╔══
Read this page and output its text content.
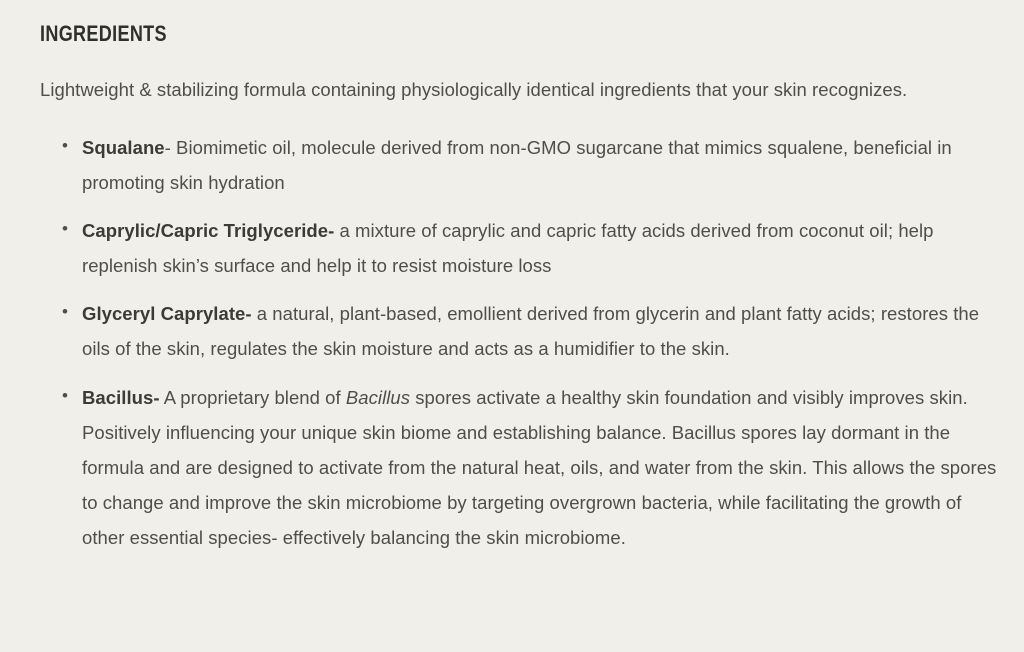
INGREDIENTS

Lightweight & stabilizing formula containing physiologically identical ingredients that your skin recognizes.

• Squalane- Biomimetic oil, molecule derived from non-GMO sugarcane that mimics squalene, beneficial in promoting skin hydration
• Caprylic/Capric Triglyceride- a mixture of caprylic and capric fatty acids derived from coconut oil; help replenish skin’s surface and help it to resist moisture loss
• Glyceryl Caprylate- a natural, plant-based, emollient derived from glycerin and plant fatty acids; restores the oils of the skin, regulates the skin moisture and acts as a humidifier to the skin.
• Bacillus- A proprietary blend of Bacillus spores activate a healthy skin foundation and visibly improves skin. Positively influencing your unique skin biome and establishing balance. Bacillus spores lay dormant in the formula and are designed to activate from the natural heat, oils, and water from the skin. This allows the spores to change and improve the skin microbiome by targeting overgrown bacteria, while facilitating the growth of other essential species- effectively balancing the skin microbiome.
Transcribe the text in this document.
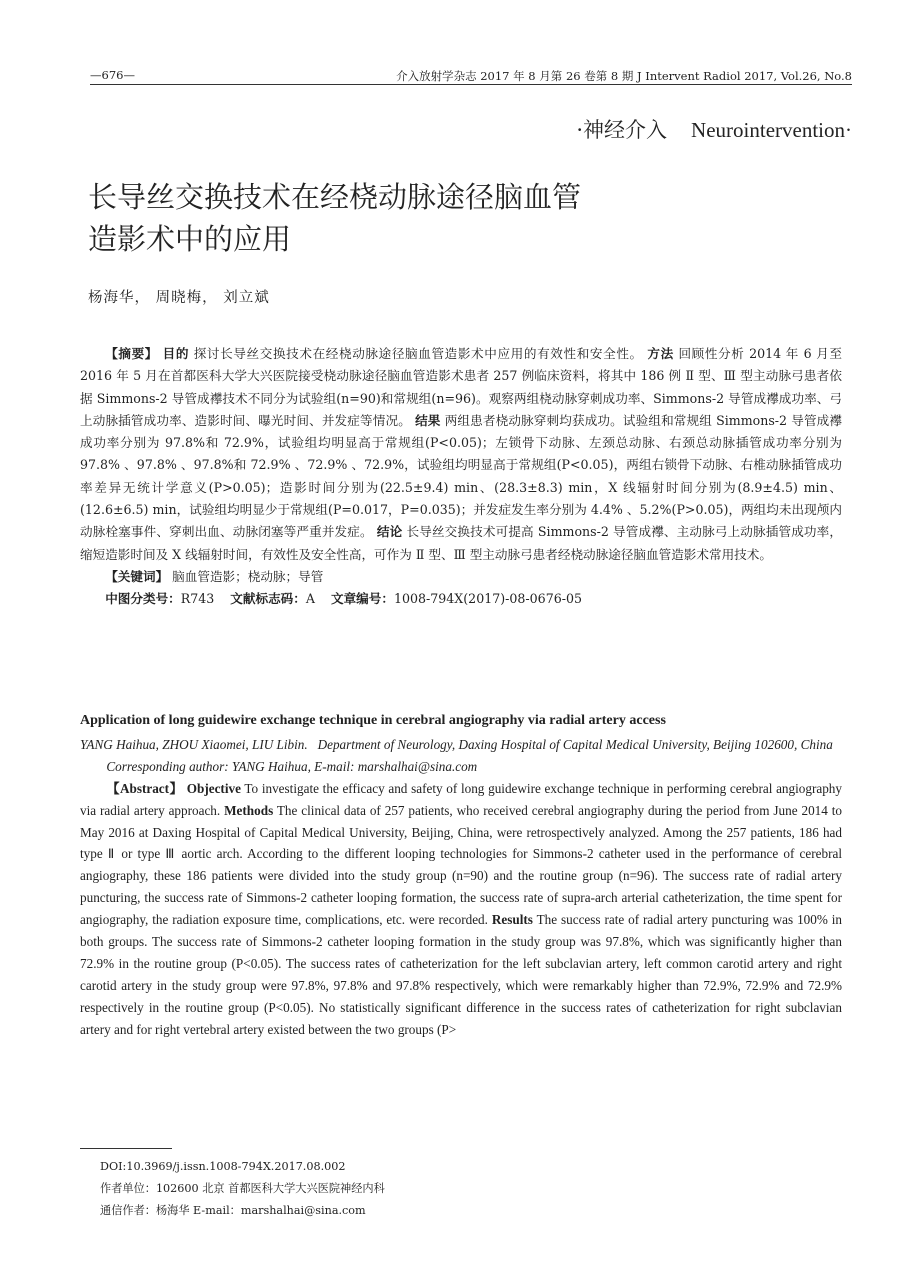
—676—	介入放射学杂志 2017 年 8 月第 26 卷第 8 期 J Intervent Radiol 2017, Vol.26, No.8
·神经介入 Neurointervention·
长导丝交换技术在经桡动脉途径脑血管
造影术中的应用
杨海华， 周晓梅， 刘立斌

【摘要】 目的 探讨长导丝交换技术在经桡动脉途径脑血管造影术中应用的有效性和安全性。 方法 回顾性分析 2014 年 6 月至 2016 年 5 月在首都医科大学大兴医院接受桡动脉途径脑血管造影术患者 257 例临床资料，将其中 186 例 Ⅱ 型、Ⅲ 型主动脉弓患者依据 Simmons-2 导管成襻技术不同分为试验组(n=90)和常规组(n=96)。观察两组桡动脉穿刺成功率、Simmons-2 导管成襻成功率、弓上动脉插管成功率、造影时间、曝光时间、并发症等情况。 结果 两组患者桡动脉穿刺均获成功。试验组和常规组 Simmons-2 导管成襻成功率分别为 97.8%和 72.9%，试验组均明显高于常规组(P<0.05)；左锁骨下动脉、左颈总动脉、右颈总动脉插管成功率分别为 97.8% 、97.8% 、97.8%和 72.9% 、72.9% 、72.9%，试验组均明显高于常规组(P<0.05)，两组右锁骨下动脉、右椎动脉插管成功率差异无统计学意义(P>0.05)；造影时间分别为(22.5±9.4) min、(28.3±8.3) min，X 线辐射时间分别为(8.9±4.5) min、(12.6±6.5) min，试验组均明显少于常规组(P=0.017，P=0.035)；并发症发生率分别为 4.4% 、5.2%(P>0.05)，两组均未出现颅内动脉栓塞事件、穿刺出血、动脉闭塞等严重并发症。 结论 长导丝交换技术可提高 Simmons-2 导管成襻、主动脉弓上动脉插管成功率，缩短造影时间及 X 线辐射时间，有效性及安全性高，可作为 Ⅱ 型、Ⅲ 型主动脉弓患者经桡动脉途径脑血管造影术常用技术。

【关键词】 脑血管造影；桡动脉；导管

中图分类号：R743 文献标志码：A 文章编号：1008-794X(2017)-08-0676-05

Application of long guidewire exchange technique in cerebral angiography via radial artery access

YANG Haihua, ZHOU Xiaomei, LIU Libin. Department of Neurology, Daxing Hospital of Capital Medical University, Beijing 102600, China

Corresponding author: YANG Haihua, E-mail: marshalhai@sina.com

【Abstract】 Objective To investigate the efficacy and safety of long guidewire exchange technique in performing cerebral angiography via radial artery approach. Methods The clinical data of 257 patients, who received cerebral angiography during the period from June 2014 to May 2016 at Daxing Hospital of Capital Medical University, Beijing, China, were retrospectively analyzed. Among the 257 patients, 186 had type Ⅱ or type Ⅲ aortic arch. According to the different looping technologies for Simmons-2 catheter used in the performance of cerebral angiography, these 186 patients were divided into the study group (n=90) and the routine group (n=96). The success rate of radial artery puncturing, the success rate of Simmons-2 catheter looping formation, the success rate of supra-arch arterial catheterization, the time spent for angiography, the radiation exposure time, complications, etc. were recorded. Results The success rate of radial artery puncturing was 100% in both groups. The success rate of Simmons-2 catheter looping formation in the study group was 97.8%, which was significantly higher than 72.9% in the routine group (P<0.05). The success rates of catheterization for the left subclavian artery, left common carotid artery and right carotid artery in the study group were 97.8%, 97.8% and 97.8% respectively, which were remarkably higher than 72.9%, 72.9% and 72.9% respectively in the routine group (P<0.05). No statistically significant difference in the success rates of catheterization for right subclavian artery and for right vertebral artery existed between the two groups (P>

DOI:10.3969/j.issn.1008-794X.2017.08.002

作者单位：102600 北京 首都医科大学大兴医院神经内科

通信作者：杨海华 E-mail：marshalhai@sina.com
╚══
**YOUR TASK:** If a picture appears in the data, omit it; transcribe all the rest exactly.

**ANSWER FOR THE TASK:**
Read this page and output its text content.
INGREDIENTS

Lightweight & stabilizing formula containing physiologically identical ingredients that your skin recognizes.

• Squalane- Biomimetic oil, molecule derived from non-GMO sugarcane that mimics squalene, beneficial in promoting skin hydration
• Caprylic/Capric Triglyceride- a mixture of caprylic and capric fatty acids derived from coconut oil; help replenish skin’s surface and help it to resist moisture loss
• Glyceryl Caprylate- a natural, plant-based, emollient derived from glycerin and plant fatty acids; restores the oils of the skin, regulates the skin moisture and acts as a humidifier to the skin.
• Bacillus- A proprietary blend of Bacillus spores activate a healthy skin foundation and visibly improves skin. Positively influencing your unique skin biome and establishing balance. Bacillus spores lay dormant in the formula and are designed to activate from the natural heat, oils, and water from the skin. This allows the spores to change and improve the skin microbiome by targeting overgrown bacteria, while facilitating the growth of other essential species- effectively balancing the skin microbiome.
Transcribe the text in this document.
—676—	介入放射学杂志 2017 年 8 月第 26 卷第 8 期 J Intervent Radiol 2017, Vol.26, No.8
·神经介入 Neurointervention·
长导丝交换技术在经桡动脉途径脑血管
造影术中的应用
杨海华， 周晓梅， 刘立斌

【摘要】 目的 探讨长导丝交换技术在经桡动脉途径脑血管造影术中应用的有效性和安全性。 方法 回顾性分析 2014 年 6 月至 2016 年 5 月在首都医科大学大兴医院接受桡动脉途径脑血管造影术患者 257 例临床资料，将其中 186 例 Ⅱ 型、Ⅲ 型主动脉弓患者依据 Simmons-2 导管成襻技术不同分为试验组(n=90)和常规组(n=96)。观察两组桡动脉穿刺成功率、Simmons-2 导管成襻成功率、弓上动脉插管成功率、造影时间、曝光时间、并发症等情况。 结果 两组患者桡动脉穿刺均获成功。试验组和常规组 Simmons-2 导管成襻成功率分别为 97.8%和 72.9%，试验组均明显高于常规组(P<0.05)；左锁骨下动脉、左颈总动脉、右颈总动脉插管成功率分别为 97.8% 、97.8% 、97.8%和 72.9% 、72.9% 、72.9%，试验组均明显高于常规组(P<0.05)，两组右锁骨下动脉、右椎动脉插管成功率差异无统计学意义(P>0.05)；造影时间分别为(22.5±9.4) min、(28.3±8.3) min，X 线辐射时间分别为(8.9±4.5) min、(12.6±6.5) min，试验组均明显少于常规组(P=0.017，P=0.035)；并发症发生率分别为 4.4% 、5.2%(P>0.05)，两组均未出现颅内动脉栓塞事件、穿刺出血、动脉闭塞等严重并发症。 结论 长导丝交换技术可提高 Simmons-2 导管成襻、主动脉弓上动脉插管成功率，缩短造影时间及 X 线辐射时间，有效性及安全性高，可作为 Ⅱ 型、Ⅲ 型主动脉弓患者经桡动脉途径脑血管造影术常用技术。

【关键词】 脑血管造影；桡动脉；导管

中图分类号：R743 文献标志码：A 文章编号：1008-794X(2017)-08-0676-05

Application of long guidewire exchange technique in cerebral angiography via radial artery access

YANG Haihua, ZHOU Xiaomei, LIU Libin. Department of Neurology, Daxing Hospital of Capital Medical University, Beijing 102600, China

Corresponding author: YANG Haihua, E-mail: marshalhai@sina.com

【Abstract】 Objective To investigate the efficacy and safety of long guidewire exchange technique in performing cerebral angiography via radial artery approach. Methods The clinical data of 257 patients, who received cerebral angiography during the period from June 2014 to May 2016 at Daxing Hospital of Capital Medical University, Beijing, China, were retrospectively analyzed. Among the 257 patients, 186 had type Ⅱ or type Ⅲ aortic arch. According to the different looping technologies for Simmons-2 catheter used in the performance of cerebral angiography, these 186 patients were divided into the study group (n=90) and the routine group (n=96). The success rate of radial artery puncturing, the success rate of Simmons-2 catheter looping formation, the success rate of supra-arch arterial catheterization, the time spent for angiography, the radiation exposure time, complications, etc. were recorded. Results The success rate of radial artery puncturing was 100% in both groups. The success rate of Simmons-2 catheter looping formation in the study group was 97.8%, which was significantly higher than 72.9% in the routine group (P<0.05). The success rates of catheterization for the left subclavian artery, left common carotid artery and right carotid artery in the study group were 97.8%, 97.8% and 97.8% respectively, which were remarkably higher than 72.9%, 72.9% and 72.9% respectively in the routine group (P<0.05). No statistically significant difference in the success rates of catheterization for right subclavian artery and for right vertebral artery existed between the two groups (P>

DOI:10.3969/j.issn.1008-794X.2017.08.002

作者单位：102600 北京 首都医科大学大兴医院神经内科

通信作者：杨海华 E-mail：marshalhai@sina.com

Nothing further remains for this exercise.